> Work instructions
Your task is to output the entries below word for word.

Stored records:
════════════════════

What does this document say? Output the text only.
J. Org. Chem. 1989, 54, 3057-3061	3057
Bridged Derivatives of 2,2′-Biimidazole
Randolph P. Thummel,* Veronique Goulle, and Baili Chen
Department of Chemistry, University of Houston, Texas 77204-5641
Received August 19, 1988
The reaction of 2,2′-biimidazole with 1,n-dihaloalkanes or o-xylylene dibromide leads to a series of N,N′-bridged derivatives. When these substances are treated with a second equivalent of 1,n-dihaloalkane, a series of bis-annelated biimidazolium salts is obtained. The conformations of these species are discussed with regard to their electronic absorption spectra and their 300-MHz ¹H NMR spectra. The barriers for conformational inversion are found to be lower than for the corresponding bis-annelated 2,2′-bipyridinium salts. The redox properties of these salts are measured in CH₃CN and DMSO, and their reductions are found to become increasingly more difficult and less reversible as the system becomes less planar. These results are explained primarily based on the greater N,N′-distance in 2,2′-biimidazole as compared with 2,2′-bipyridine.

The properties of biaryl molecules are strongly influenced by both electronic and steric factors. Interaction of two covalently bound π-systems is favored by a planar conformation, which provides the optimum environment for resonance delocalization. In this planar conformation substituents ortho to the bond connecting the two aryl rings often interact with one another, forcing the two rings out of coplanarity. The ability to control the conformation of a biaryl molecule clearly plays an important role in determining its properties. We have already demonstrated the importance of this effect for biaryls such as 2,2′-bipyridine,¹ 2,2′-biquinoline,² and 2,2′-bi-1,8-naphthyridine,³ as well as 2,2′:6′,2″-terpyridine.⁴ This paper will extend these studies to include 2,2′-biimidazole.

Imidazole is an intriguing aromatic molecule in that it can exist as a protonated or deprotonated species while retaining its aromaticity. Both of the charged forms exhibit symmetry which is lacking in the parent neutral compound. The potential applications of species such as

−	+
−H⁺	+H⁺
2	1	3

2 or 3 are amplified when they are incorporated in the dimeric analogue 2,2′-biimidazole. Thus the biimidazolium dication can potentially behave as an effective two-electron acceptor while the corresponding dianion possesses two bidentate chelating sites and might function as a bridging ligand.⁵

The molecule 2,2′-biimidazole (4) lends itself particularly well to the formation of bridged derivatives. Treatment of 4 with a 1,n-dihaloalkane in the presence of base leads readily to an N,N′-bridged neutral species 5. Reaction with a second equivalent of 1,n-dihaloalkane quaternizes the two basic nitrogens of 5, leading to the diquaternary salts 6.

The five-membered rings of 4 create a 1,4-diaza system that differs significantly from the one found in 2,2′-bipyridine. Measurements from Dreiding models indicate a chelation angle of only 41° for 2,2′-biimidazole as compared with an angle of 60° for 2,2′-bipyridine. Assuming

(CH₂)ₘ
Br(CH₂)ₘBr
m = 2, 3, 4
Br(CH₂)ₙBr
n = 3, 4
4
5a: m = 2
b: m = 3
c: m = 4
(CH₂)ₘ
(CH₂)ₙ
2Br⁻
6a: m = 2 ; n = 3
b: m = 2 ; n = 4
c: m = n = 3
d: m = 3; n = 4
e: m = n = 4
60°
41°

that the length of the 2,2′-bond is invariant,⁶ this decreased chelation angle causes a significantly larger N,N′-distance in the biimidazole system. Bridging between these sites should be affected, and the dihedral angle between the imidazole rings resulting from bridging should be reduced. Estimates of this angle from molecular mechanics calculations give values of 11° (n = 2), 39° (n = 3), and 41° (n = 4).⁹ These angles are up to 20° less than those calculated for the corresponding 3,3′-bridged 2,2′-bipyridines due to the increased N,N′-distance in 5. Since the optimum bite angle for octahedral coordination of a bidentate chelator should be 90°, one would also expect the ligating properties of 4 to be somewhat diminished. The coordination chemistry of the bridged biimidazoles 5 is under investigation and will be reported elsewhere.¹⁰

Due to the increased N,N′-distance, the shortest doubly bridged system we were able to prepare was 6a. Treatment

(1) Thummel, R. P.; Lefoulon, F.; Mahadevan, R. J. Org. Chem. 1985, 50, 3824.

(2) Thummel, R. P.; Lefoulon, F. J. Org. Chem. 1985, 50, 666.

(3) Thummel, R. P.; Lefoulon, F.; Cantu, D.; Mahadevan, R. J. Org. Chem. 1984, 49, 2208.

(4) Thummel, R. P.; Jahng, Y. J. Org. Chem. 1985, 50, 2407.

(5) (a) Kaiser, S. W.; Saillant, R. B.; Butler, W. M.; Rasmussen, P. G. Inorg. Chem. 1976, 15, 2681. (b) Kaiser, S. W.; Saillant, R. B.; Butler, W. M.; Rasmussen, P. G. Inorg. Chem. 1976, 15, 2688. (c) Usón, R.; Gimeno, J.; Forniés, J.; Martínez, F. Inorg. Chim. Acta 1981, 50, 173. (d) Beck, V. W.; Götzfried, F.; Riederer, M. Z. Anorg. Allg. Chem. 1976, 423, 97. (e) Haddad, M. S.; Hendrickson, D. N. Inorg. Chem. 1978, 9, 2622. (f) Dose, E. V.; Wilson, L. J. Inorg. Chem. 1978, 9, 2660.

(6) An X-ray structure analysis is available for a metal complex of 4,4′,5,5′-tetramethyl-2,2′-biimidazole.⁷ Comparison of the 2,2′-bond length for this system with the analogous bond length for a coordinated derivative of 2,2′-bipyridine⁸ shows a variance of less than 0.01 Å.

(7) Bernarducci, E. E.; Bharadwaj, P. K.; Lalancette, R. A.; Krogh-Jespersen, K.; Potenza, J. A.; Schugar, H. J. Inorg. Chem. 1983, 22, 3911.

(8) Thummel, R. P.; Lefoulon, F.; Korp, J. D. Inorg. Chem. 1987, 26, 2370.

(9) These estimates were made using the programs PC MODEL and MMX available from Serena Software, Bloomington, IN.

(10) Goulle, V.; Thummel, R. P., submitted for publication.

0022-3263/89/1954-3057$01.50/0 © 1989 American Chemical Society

════════════════════

> Result of this exercise
What does this document say? Output the text only.
J. Org. Chem. 1989, 54, 3057-3061	3057
Bridged Derivatives of 2,2′-Biimidazole
Randolph P. Thummel,* Veronique Goulle, and Baili Chen
Department of Chemistry, University of Houston, Texas 77204-5641
Received August 19, 1988
The reaction of 2,2′-biimidazole with 1,n-dihaloalkanes or o-xylylene dibromide leads to a series of N,N′-bridged derivatives. When these substances are treated with a second equivalent of 1,n-dihaloalkane, a series of bis-annelated biimidazolium salts is obtained. The conformations of these species are discussed with regard to their electronic absorption spectra and their 300-MHz ¹H NMR spectra. The barriers for conformational inversion are found to be lower than for the corresponding bis-annelated 2,2′-bipyridinium salts. The redox properties of these salts are measured in CH₃CN and DMSO, and their reductions are found to become increasingly more difficult and less reversible as the system becomes less planar. These results are explained primarily based on the greater N,N′-distance in 2,2′-biimidazole as compared with 2,2′-bipyridine.

The properties of biaryl molecules are strongly influenced by both electronic and steric factors. Interaction of two covalently bound π-systems is favored by a planar conformation, which provides the optimum environment for resonance delocalization. In this planar conformation substituents ortho to the bond connecting the two aryl rings often interact with one another, forcing the two rings out of coplanarity. The ability to control the conformation of a biaryl molecule clearly plays an important role in determining its properties. We have already demonstrated the importance of this effect for biaryls such as 2,2′-bipyridine,¹ 2,2′-biquinoline,² and 2,2′-bi-1,8-naphthyridine,³ as well as 2,2′:6′,2″-terpyridine.⁴ This paper will extend these studies to include 2,2′-biimidazole.

Imidazole is an intriguing aromatic molecule in that it can exist as a protonated or deprotonated species while retaining its aromaticity. Both of the charged forms exhibit symmetry which is lacking in the parent neutral compound. The potential applications of species such as

−	+
−H⁺	+H⁺
2	1	3

2 or 3 are amplified when they are incorporated in the dimeric analogue 2,2′-biimidazole. Thus the biimidazolium dication can potentially behave as an effective two-electron acceptor while the corresponding dianion possesses two bidentate chelating sites and might function as a bridging ligand.⁵

The molecule 2,2′-biimidazole (4) lends itself particularly well to the formation of bridged derivatives. Treatment of 4 with a 1,n-dihaloalkane in the presence of base leads readily to an N,N′-bridged neutral species 5. Reaction with a second equivalent of 1,n-dihaloalkane quaternizes the two basic nitrogens of 5, leading to the diquaternary salts 6.

The five-membered rings of 4 create a 1,4-diaza system that differs significantly from the one found in 2,2′-bipyridine. Measurements from Dreiding models indicate a chelation angle of only 41° for 2,2′-biimidazole as compared with an angle of 60° for 2,2′-bipyridine. Assuming

(CH₂)ₘ
Br(CH₂)ₘBr
m = 2, 3, 4
Br(CH₂)ₙBr
n = 3, 4
4
5a: m = 2
b: m = 3
c: m = 4
(CH₂)ₘ
(CH₂)ₙ
2Br⁻
6a: m = 2 ; n = 3
b: m = 2 ; n = 4
c: m = n = 3
d: m = 3; n = 4
e: m = n = 4
60°
41°

that the length of the 2,2′-bond is invariant,⁶ this decreased chelation angle causes a significantly larger N,N′-distance in the biimidazole system. Bridging between these sites should be affected, and the dihedral angle between the imidazole rings resulting from bridging should be reduced. Estimates of this angle from molecular mechanics calculations give values of 11° (n = 2), 39° (n = 3), and 41° (n = 4).⁹ These angles are up to 20° less than those calculated for the corresponding 3,3′-bridged 2,2′-bipyridines due to the increased N,N′-distance in 5. Since the optimum bite angle for octahedral coordination of a bidentate chelator should be 90°, one would also expect the ligating properties of 4 to be somewhat diminished. The coordination chemistry of the bridged biimidazoles 5 is under investigation and will be reported elsewhere.¹⁰

Due to the increased N,N′-distance, the shortest doubly bridged system we were able to prepare was 6a. Treatment

(1) Thummel, R. P.; Lefoulon, F.; Mahadevan, R. J. Org. Chem. 1985, 50, 3824.

(2) Thummel, R. P.; Lefoulon, F. J. Org. Chem. 1985, 50, 666.

(3) Thummel, R. P.; Lefoulon, F.; Cantu, D.; Mahadevan, R. J. Org. Chem. 1984, 49, 2208.

(4) Thummel, R. P.; Jahng, Y. J. Org. Chem. 1985, 50, 2407.

(5) (a) Kaiser, S. W.; Saillant, R. B.; Butler, W. M.; Rasmussen, P. G. Inorg. Chem. 1976, 15, 2681. (b) Kaiser, S. W.; Saillant, R. B.; Butler, W. M.; Rasmussen, P. G. Inorg. Chem. 1976, 15, 2688. (c) Usón, R.; Gimeno, J.; Forniés, J.; Martínez, F. Inorg. Chim. Acta 1981, 50, 173. (d) Beck, V. W.; Götzfried, F.; Riederer, M. Z. Anorg. Allg. Chem. 1976, 423, 97. (e) Haddad, M. S.; Hendrickson, D. N. Inorg. Chem. 1978, 9, 2622. (f) Dose, E. V.; Wilson, L. J. Inorg. Chem. 1978, 9, 2660.

(6) An X-ray structure analysis is available for a metal complex of 4,4′,5,5′-tetramethyl-2,2′-biimidazole.⁷ Comparison of the 2,2′-bond length for this system with the analogous bond length for a coordinated derivative of 2,2′-bipyridine⁸ shows a variance of less than 0.01 Å.

(7) Bernarducci, E. E.; Bharadwaj, P. K.; Lalancette, R. A.; Krogh-Jespersen, K.; Potenza, J. A.; Schugar, H. J. Inorg. Chem. 1983, 22, 3911.

(8) Thummel, R. P.; Lefoulon, F.; Korp, J. D. Inorg. Chem. 1987, 26, 2370.

(9) These estimates were made using the programs PC MODEL and MMX available from Serena Software, Bloomington, IN.

(10) Goulle, V.; Thummel, R. P., submitted for publication.

0022-3263/89/1954-3057$01.50/0 © 1989 American Chemical Society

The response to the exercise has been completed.